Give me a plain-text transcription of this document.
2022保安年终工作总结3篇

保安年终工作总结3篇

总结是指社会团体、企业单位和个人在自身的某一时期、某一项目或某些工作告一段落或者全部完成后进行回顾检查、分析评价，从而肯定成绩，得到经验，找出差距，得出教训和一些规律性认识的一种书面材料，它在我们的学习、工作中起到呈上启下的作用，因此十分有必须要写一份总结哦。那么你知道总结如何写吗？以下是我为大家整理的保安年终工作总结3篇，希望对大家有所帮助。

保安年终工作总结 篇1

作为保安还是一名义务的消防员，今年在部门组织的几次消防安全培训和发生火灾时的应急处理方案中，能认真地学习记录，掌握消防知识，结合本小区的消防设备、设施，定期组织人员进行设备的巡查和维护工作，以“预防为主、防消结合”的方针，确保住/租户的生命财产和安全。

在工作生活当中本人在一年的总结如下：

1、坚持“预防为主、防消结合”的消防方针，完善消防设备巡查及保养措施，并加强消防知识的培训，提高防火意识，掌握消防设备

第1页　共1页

━━━━━━━━━━━━━━━━

* WORK REQUIRED *
Show each line in the entries that holds the string "防消结合".

* TASK ANSWER *
作为保安还是一名义务的消防员，今年在部门组织的几次消防安全培训和发生火灾时的应急处理方案中，能认真地学习记录，掌握消防知识，结合本小区的消防设备、设施，定期组织人员进行设备的巡查和维护工作，以“预防为主、防消结合”的方针，确保住/租户的生命财产和安全。
1、坚持“预防为主、防消结合”的消防方针，完善消防设备巡查及保养措施，并加强消防知识的培训，提高防火意识，掌握消防设备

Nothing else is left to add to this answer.